Leave out the images; return the rest of the data exactly.
-- BEGIN Raw data --
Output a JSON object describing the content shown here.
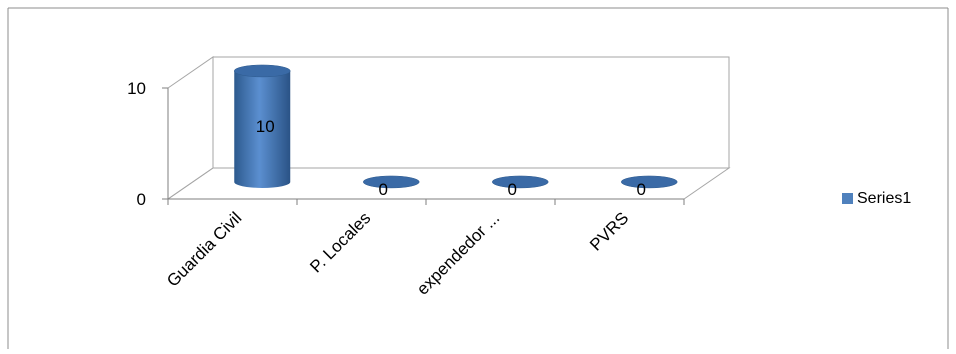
{
  "chart_data": {
    "type": "bar",
    "style": "3d-cylinder",
    "categories": [
      "Guardia Civil",
      "P. Locales",
      "expendedor ...",
      "PVRS"
    ],
    "series": [
      {
        "name": "Series1",
        "values": [
          10,
          0,
          0,
          0
        ],
        "color": "#4F81BD"
      }
    ],
    "data_labels": [
      "10",
      "0",
      "0",
      "0"
    ],
    "y_ticks": [
      0,
      10
    ],
    "ylim": [
      0,
      10
    ],
    "legend": {
      "position": "right",
      "label": "Series1"
    },
    "grid": false
  }
}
-- END Raw data --
### The output
Output a JSON object describing the content shown here.
{
  "chart_data": {
    "type": "bar",
    "style": "3d-cylinder",
    "categories": [
      "Guardia Civil",
      "P. Locales",
      "expendedor ...",
      "PVRS"
    ],
    "series": [
      {
        "name": "Series1",
        "values": [
          10,
          0,
          0,
          0
        ],
        "color": "#4F81BD"
      }
    ],
    "data_labels": [
      "10",
      "0",
      "0",
      "0"
    ],
    "y_ticks": [
      0,
      10
    ],
    "ylim": [
      0,
      10
    ],
    "legend": {
      "position": "right",
      "label": "Series1"
    },
    "grid": false
  }
}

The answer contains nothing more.